**** Provided material

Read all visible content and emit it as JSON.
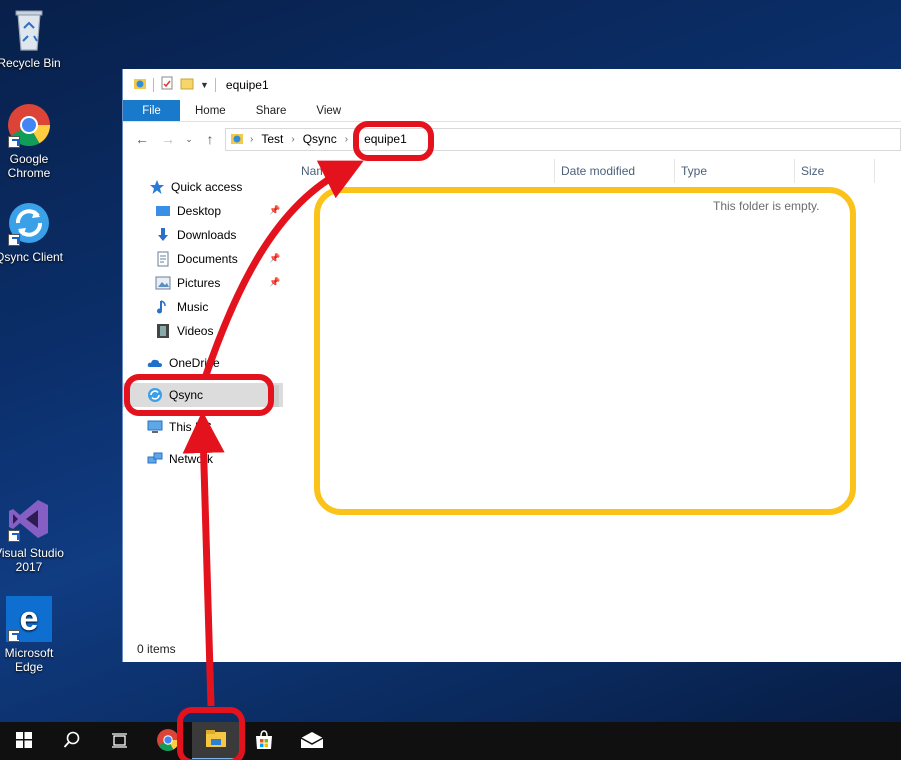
{
  "desktop": {
    "icons": [
      {
        "label": "Recycle Bin",
        "icon": "recycle-bin-icon"
      },
      {
        "label": "Google Chrome",
        "icon": "chrome-icon"
      },
      {
        "label": "Qsync Client",
        "icon": "qsync-icon"
      },
      {
        "label": "Visual Studio 2017",
        "icon": "visual-studio-icon"
      },
      {
        "label": "Microsoft Edge",
        "icon": "edge-icon"
      }
    ]
  },
  "explorer": {
    "title": "equipe1",
    "ribbon_tabs": [
      "File",
      "Home",
      "Share",
      "View"
    ],
    "address": {
      "root_icon": "qsync-folder-icon",
      "crumbs": [
        "Test",
        "Qsync",
        "equipe1"
      ]
    },
    "nav": {
      "quick_access": "Quick access",
      "items": [
        {
          "label": "Desktop",
          "icon": "desktop-folder-icon",
          "pinned": true
        },
        {
          "label": "Downloads",
          "icon": "downloads-icon",
          "pinned": false
        },
        {
          "label": "Documents",
          "icon": "documents-icon",
          "pinned": true
        },
        {
          "label": "Pictures",
          "icon": "pictures-icon",
          "pinned": true
        },
        {
          "label": "Music",
          "icon": "music-icon",
          "pinned": false
        },
        {
          "label": "Videos",
          "icon": "videos-icon",
          "pinned": false
        }
      ],
      "onedrive": "OneDrive",
      "qsync": "Qsync",
      "this_pc": "This PC",
      "network": "Network"
    },
    "columns": [
      "Name",
      "Date modified",
      "Type",
      "Size"
    ],
    "empty_message": "This folder is empty.",
    "status": "0 items"
  },
  "taskbar": {
    "items": [
      "start-icon",
      "search-icon",
      "task-view-icon",
      "chrome-icon",
      "file-explorer-icon",
      "store-icon",
      "mail-icon"
    ],
    "active": "file-explorer-icon"
  },
  "annotations": {
    "highlight_red": "#e3121d",
    "highlight_yellow": "#fbc319"
  }
}
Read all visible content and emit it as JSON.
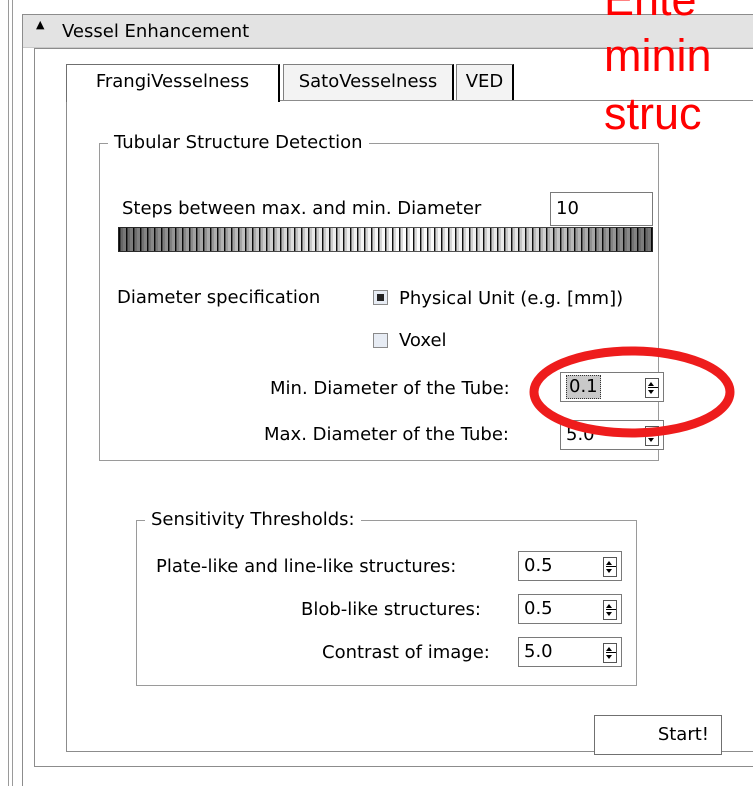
{
  "panel": {
    "title": "Vessel Enhancement"
  },
  "tabs": [
    {
      "label": "FrangiVesselness",
      "active": true
    },
    {
      "label": "SatoVesselness",
      "active": false
    },
    {
      "label": "VED",
      "active": false
    }
  ],
  "tubular": {
    "legend": "Tubular Structure Detection",
    "steps_label": "Steps between max. and min. Diameter",
    "steps_value": "10",
    "diameter_spec_label": "Diameter specification",
    "options": [
      {
        "label": "Physical Unit (e.g. [mm])",
        "checked": true
      },
      {
        "label": "Voxel",
        "checked": false
      }
    ],
    "min_label": "Min. Diameter of the Tube:",
    "min_value": "0.1",
    "max_label": "Max. Diameter of the Tube:",
    "max_value": "5.0"
  },
  "sensitivity": {
    "legend": "Sensitivity Thresholds:",
    "rows": [
      {
        "label": "Plate-like and line-like structures:",
        "value": "0.5"
      },
      {
        "label": "Blob-like structures:",
        "value": "0.5"
      },
      {
        "label": "Contrast of image:",
        "value": "5.0"
      }
    ]
  },
  "start_label": "Start!",
  "annotation": {
    "lines": [
      "Ente",
      "minin",
      "struc"
    ],
    "color": "#ff0000"
  },
  "icons": {
    "collapse": "collapse-triangle-icon",
    "spin": "spin-arrows-icon"
  }
}
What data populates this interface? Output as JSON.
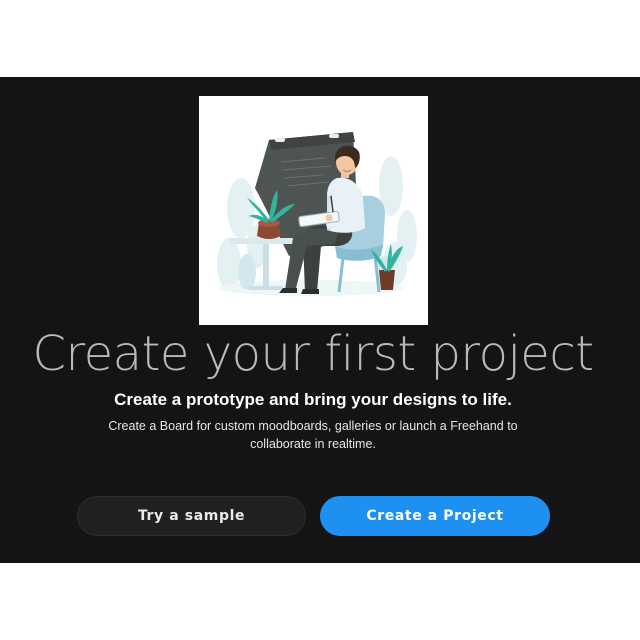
{
  "empty_state": {
    "illustration_icon": "person-at-drawing-board-illustration",
    "title": "Create your first project",
    "subtitle": "Create a prototype and bring your designs to life.",
    "description": "Create a Board for custom moodboards, galleries or launch a Freehand to collaborate in realtime."
  },
  "actions": {
    "secondary_label": "Try a sample",
    "primary_label": "Create a Project"
  },
  "colors": {
    "background_dark": "#141414",
    "primary_button": "#1e90f0",
    "secondary_button": "#202020",
    "title_text": "#b9b9b9"
  }
}
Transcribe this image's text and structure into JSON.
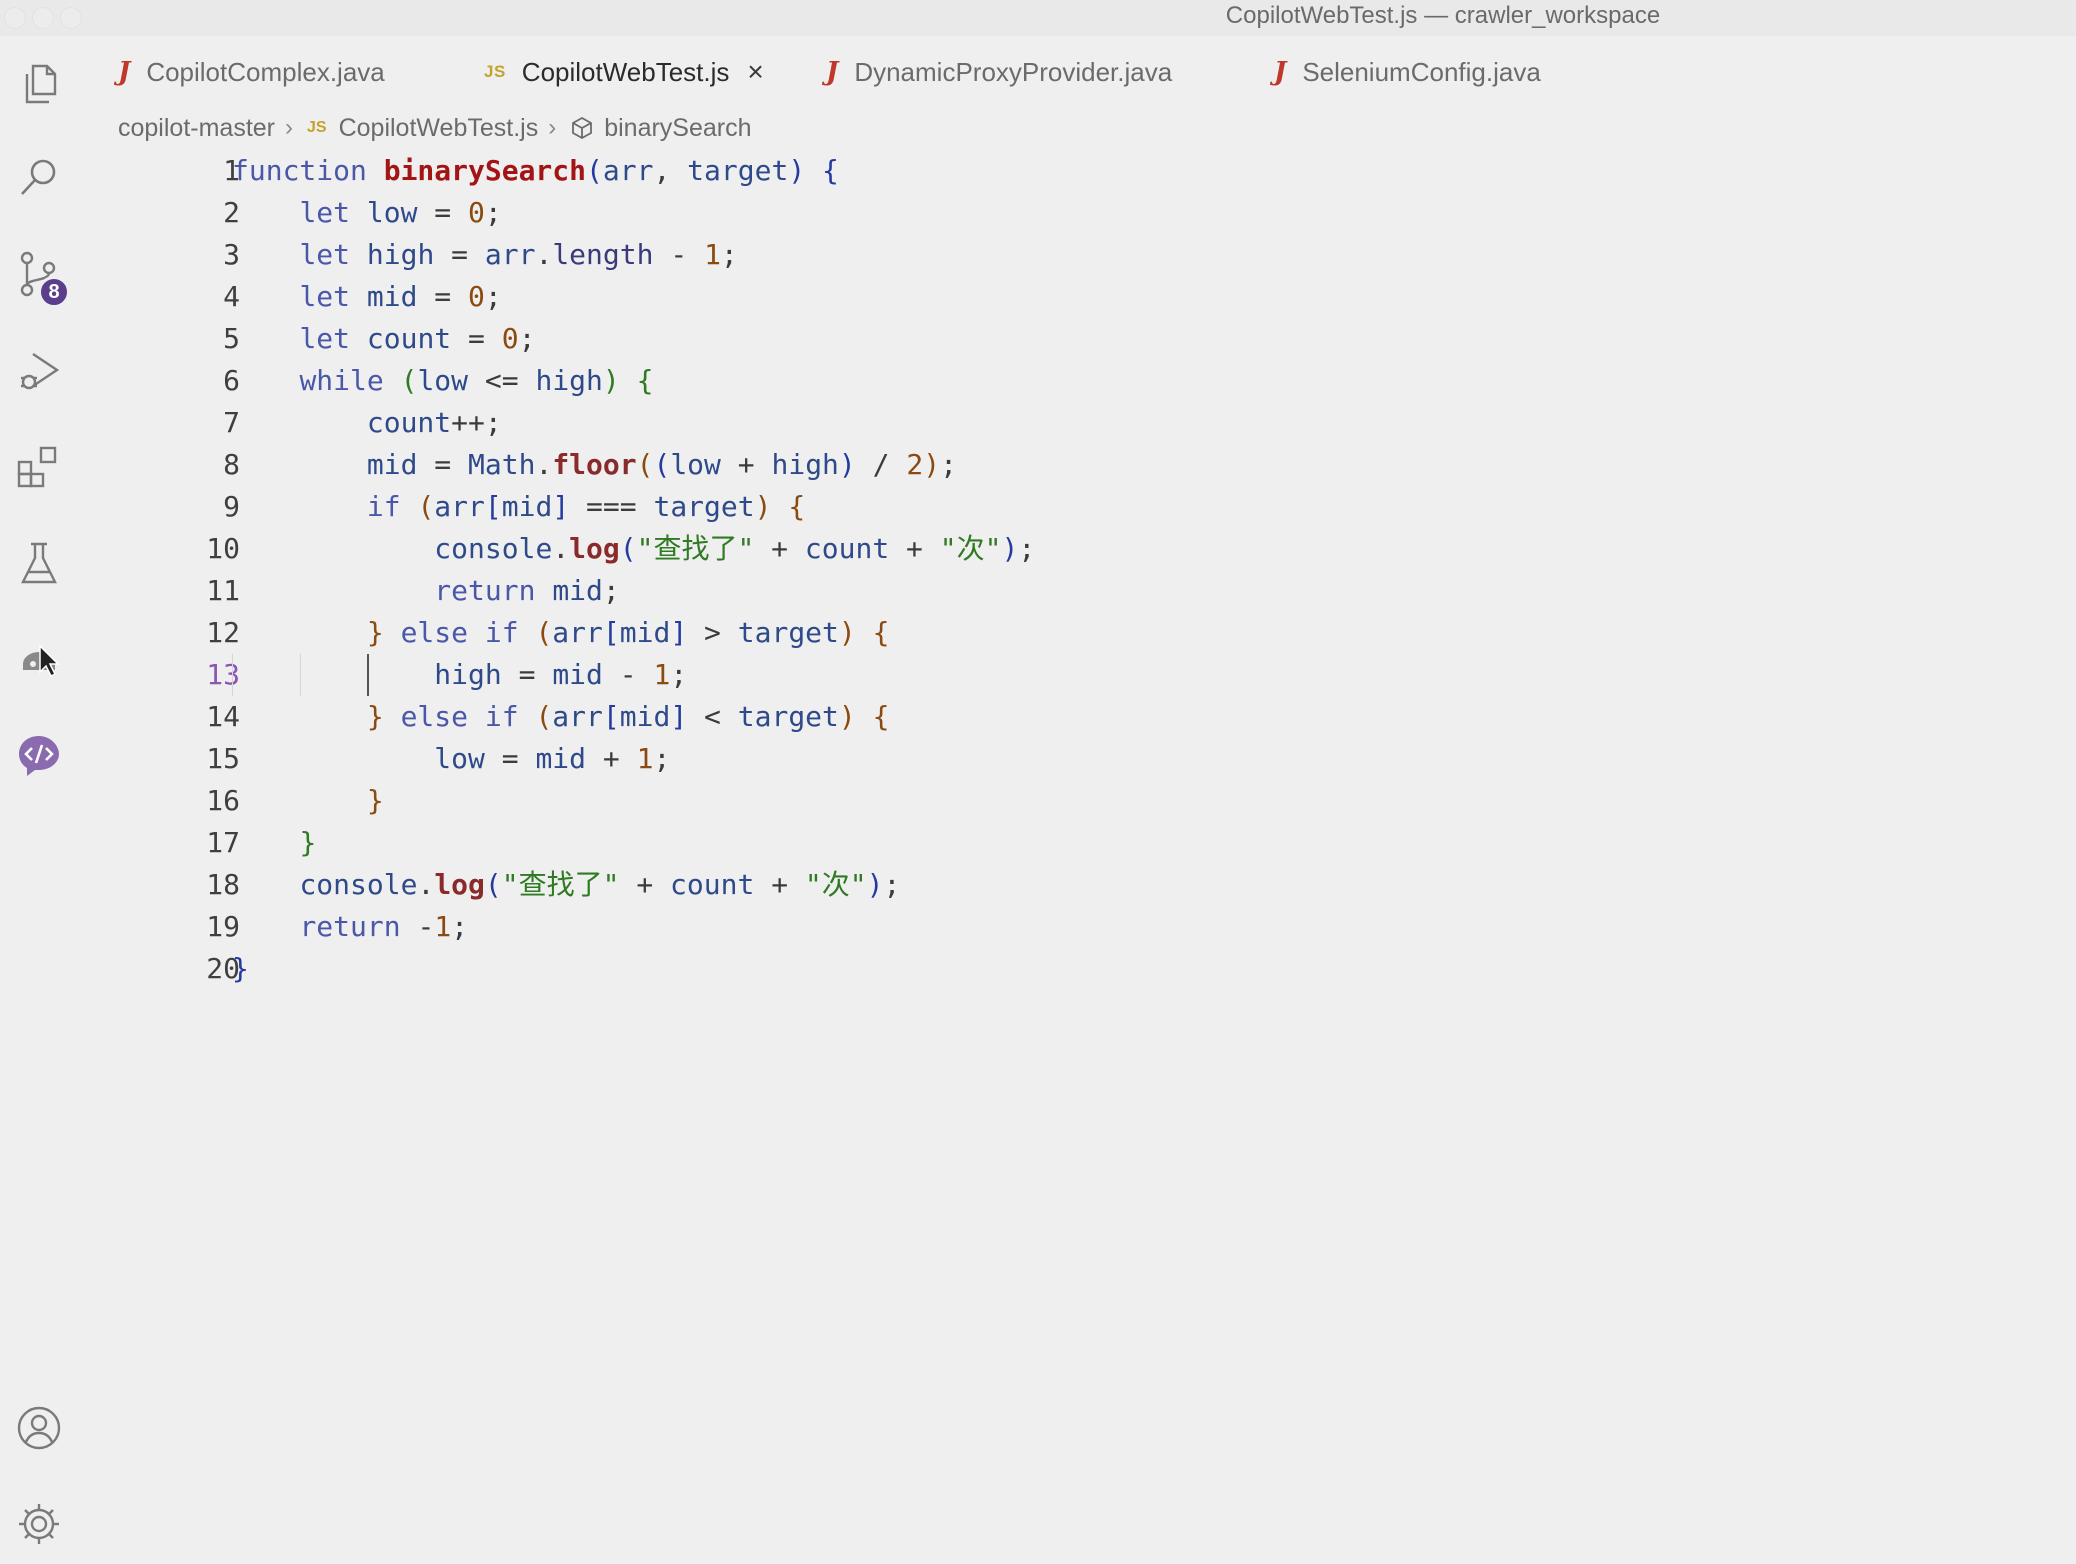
{
  "window": {
    "title": "CopilotWebTest.js — crawler_workspace"
  },
  "activity_bar": {
    "scm_badge": "8"
  },
  "tabs": [
    {
      "label": "CopilotComplex.java",
      "type": "java"
    },
    {
      "label": "CopilotWebTest.js",
      "type": "js",
      "active": true
    },
    {
      "label": "DynamicProxyProvider.java",
      "type": "java"
    },
    {
      "label": "SeleniumConfig.java",
      "type": "java"
    }
  ],
  "tab_icons": {
    "java": "J",
    "js": "JS",
    "close": "×"
  },
  "breadcrumb": {
    "folder": "copilot-master",
    "file": "CopilotWebTest.js",
    "symbol": "binarySearch"
  },
  "editor": {
    "current_line": 13,
    "lines": [
      {
        "n": "1",
        "tokens": [
          [
            "kw",
            "function "
          ],
          [
            "fn",
            "binarySearch"
          ],
          [
            "br1",
            "("
          ],
          [
            "var",
            "arr"
          ],
          [
            "op",
            ", "
          ],
          [
            "var",
            "target"
          ],
          [
            "br1",
            ")"
          ],
          [
            "txt",
            " "
          ],
          [
            "br1",
            "{"
          ]
        ]
      },
      {
        "n": "2",
        "tokens": [
          [
            "txt",
            "    "
          ],
          [
            "kw",
            "let "
          ],
          [
            "var",
            "low"
          ],
          [
            "op",
            " = "
          ],
          [
            "num",
            "0"
          ],
          [
            "op",
            ";"
          ]
        ]
      },
      {
        "n": "3",
        "tokens": [
          [
            "txt",
            "    "
          ],
          [
            "kw",
            "let "
          ],
          [
            "var",
            "high"
          ],
          [
            "op",
            " = "
          ],
          [
            "var",
            "arr"
          ],
          [
            "op",
            "."
          ],
          [
            "prop",
            "length"
          ],
          [
            "op",
            " - "
          ],
          [
            "num",
            "1"
          ],
          [
            "op",
            ";"
          ]
        ]
      },
      {
        "n": "4",
        "tokens": [
          [
            "txt",
            "    "
          ],
          [
            "kw",
            "let "
          ],
          [
            "var",
            "mid"
          ],
          [
            "op",
            " = "
          ],
          [
            "num",
            "0"
          ],
          [
            "op",
            ";"
          ]
        ]
      },
      {
        "n": "5",
        "tokens": [
          [
            "txt",
            "    "
          ],
          [
            "kw",
            "let "
          ],
          [
            "var",
            "count"
          ],
          [
            "op",
            " = "
          ],
          [
            "num",
            "0"
          ],
          [
            "op",
            ";"
          ]
        ]
      },
      {
        "n": "6",
        "tokens": [
          [
            "txt",
            "    "
          ],
          [
            "kw",
            "while "
          ],
          [
            "br2",
            "("
          ],
          [
            "var",
            "low"
          ],
          [
            "op",
            " <= "
          ],
          [
            "var",
            "high"
          ],
          [
            "br2",
            ")"
          ],
          [
            "txt",
            " "
          ],
          [
            "br2",
            "{"
          ]
        ]
      },
      {
        "n": "7",
        "tokens": [
          [
            "txt",
            "        "
          ],
          [
            "var",
            "count"
          ],
          [
            "op",
            "++;"
          ]
        ]
      },
      {
        "n": "8",
        "tokens": [
          [
            "txt",
            "        "
          ],
          [
            "var",
            "mid"
          ],
          [
            "op",
            " = "
          ],
          [
            "var",
            "Math"
          ],
          [
            "op",
            "."
          ],
          [
            "fnc",
            "floor"
          ],
          [
            "br3",
            "("
          ],
          [
            "br1",
            "("
          ],
          [
            "var",
            "low"
          ],
          [
            "op",
            " + "
          ],
          [
            "var",
            "high"
          ],
          [
            "br1",
            ")"
          ],
          [
            "op",
            " / "
          ],
          [
            "num",
            "2"
          ],
          [
            "br3",
            ")"
          ],
          [
            "op",
            ";"
          ]
        ]
      },
      {
        "n": "9",
        "tokens": [
          [
            "txt",
            "        "
          ],
          [
            "kw",
            "if "
          ],
          [
            "br3",
            "("
          ],
          [
            "var",
            "arr"
          ],
          [
            "br1",
            "["
          ],
          [
            "var",
            "mid"
          ],
          [
            "br1",
            "]"
          ],
          [
            "op",
            " === "
          ],
          [
            "var",
            "target"
          ],
          [
            "br3",
            ")"
          ],
          [
            "txt",
            " "
          ],
          [
            "br3",
            "{"
          ]
        ]
      },
      {
        "n": "10",
        "tokens": [
          [
            "txt",
            "            "
          ],
          [
            "var",
            "console"
          ],
          [
            "op",
            "."
          ],
          [
            "fnc",
            "log"
          ],
          [
            "br1",
            "("
          ],
          [
            "str",
            "\"查找了\""
          ],
          [
            "op",
            " + "
          ],
          [
            "var",
            "count"
          ],
          [
            "op",
            " + "
          ],
          [
            "str",
            "\"次\""
          ],
          [
            "br1",
            ")"
          ],
          [
            "op",
            ";"
          ]
        ]
      },
      {
        "n": "11",
        "tokens": [
          [
            "txt",
            "            "
          ],
          [
            "kw",
            "return "
          ],
          [
            "var",
            "mid"
          ],
          [
            "op",
            ";"
          ]
        ]
      },
      {
        "n": "12",
        "tokens": [
          [
            "txt",
            "        "
          ],
          [
            "br3",
            "}"
          ],
          [
            "kw",
            " else if "
          ],
          [
            "br3",
            "("
          ],
          [
            "var",
            "arr"
          ],
          [
            "br1",
            "["
          ],
          [
            "var",
            "mid"
          ],
          [
            "br1",
            "]"
          ],
          [
            "op",
            " > "
          ],
          [
            "var",
            "target"
          ],
          [
            "br3",
            ")"
          ],
          [
            "txt",
            " "
          ],
          [
            "br3",
            "{"
          ]
        ]
      },
      {
        "n": "13",
        "tokens": [
          [
            "txt",
            "            "
          ],
          [
            "var",
            "high"
          ],
          [
            "op",
            " = "
          ],
          [
            "var",
            "mid"
          ],
          [
            "op",
            " - "
          ],
          [
            "num",
            "1"
          ],
          [
            "op",
            ";"
          ]
        ]
      },
      {
        "n": "14",
        "tokens": [
          [
            "txt",
            "        "
          ],
          [
            "br3",
            "}"
          ],
          [
            "kw",
            " else if "
          ],
          [
            "br3",
            "("
          ],
          [
            "var",
            "arr"
          ],
          [
            "br1",
            "["
          ],
          [
            "var",
            "mid"
          ],
          [
            "br1",
            "]"
          ],
          [
            "op",
            " < "
          ],
          [
            "var",
            "target"
          ],
          [
            "br3",
            ")"
          ],
          [
            "txt",
            " "
          ],
          [
            "br3",
            "{"
          ]
        ]
      },
      {
        "n": "15",
        "tokens": [
          [
            "txt",
            "            "
          ],
          [
            "var",
            "low"
          ],
          [
            "op",
            " = "
          ],
          [
            "var",
            "mid"
          ],
          [
            "op",
            " + "
          ],
          [
            "num",
            "1"
          ],
          [
            "op",
            ";"
          ]
        ]
      },
      {
        "n": "16",
        "tokens": [
          [
            "txt",
            "        "
          ],
          [
            "br3",
            "}"
          ]
        ]
      },
      {
        "n": "17",
        "tokens": [
          [
            "txt",
            "    "
          ],
          [
            "br2",
            "}"
          ]
        ]
      },
      {
        "n": "18",
        "tokens": [
          [
            "txt",
            "    "
          ],
          [
            "var",
            "console"
          ],
          [
            "op",
            "."
          ],
          [
            "fnc",
            "log"
          ],
          [
            "br1",
            "("
          ],
          [
            "str",
            "\"查找了\""
          ],
          [
            "op",
            " + "
          ],
          [
            "var",
            "count"
          ],
          [
            "op",
            " + "
          ],
          [
            "str",
            "\"次\""
          ],
          [
            "br1",
            ")"
          ],
          [
            "op",
            ";"
          ]
        ]
      },
      {
        "n": "19",
        "tokens": [
          [
            "txt",
            "    "
          ],
          [
            "kw",
            "return "
          ],
          [
            "op",
            "-"
          ],
          [
            "num",
            "1"
          ],
          [
            "op",
            ";"
          ]
        ]
      },
      {
        "n": "20",
        "tokens": [
          [
            "br1",
            "}"
          ]
        ]
      }
    ]
  },
  "icons": {
    "explorer": "files-icon",
    "search": "search-icon",
    "scm": "source-control-icon",
    "run": "run-debug-icon",
    "extensions": "extensions-icon",
    "testing": "flask-icon",
    "remote": "remote-explorer-icon",
    "copilot": "code-chat-icon",
    "accounts": "account-icon",
    "manage": "gear-icon",
    "symbol": "cube-icon"
  },
  "colors": {
    "badge": "#5b3f8c",
    "java_icon": "#c0382b",
    "js_icon": "#c4a32c",
    "current_line_number": "#8a55b5"
  }
}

********

▶ Given instruction: Scan the records above for the string "explorer", then report every line that contains it.

▶ In response:
  "explorer": {
      "file-explorer-icon",
    "active": "file-explorer-icon"
    "explorer": "files-icon",
    "remote": "remote-explorer-icon",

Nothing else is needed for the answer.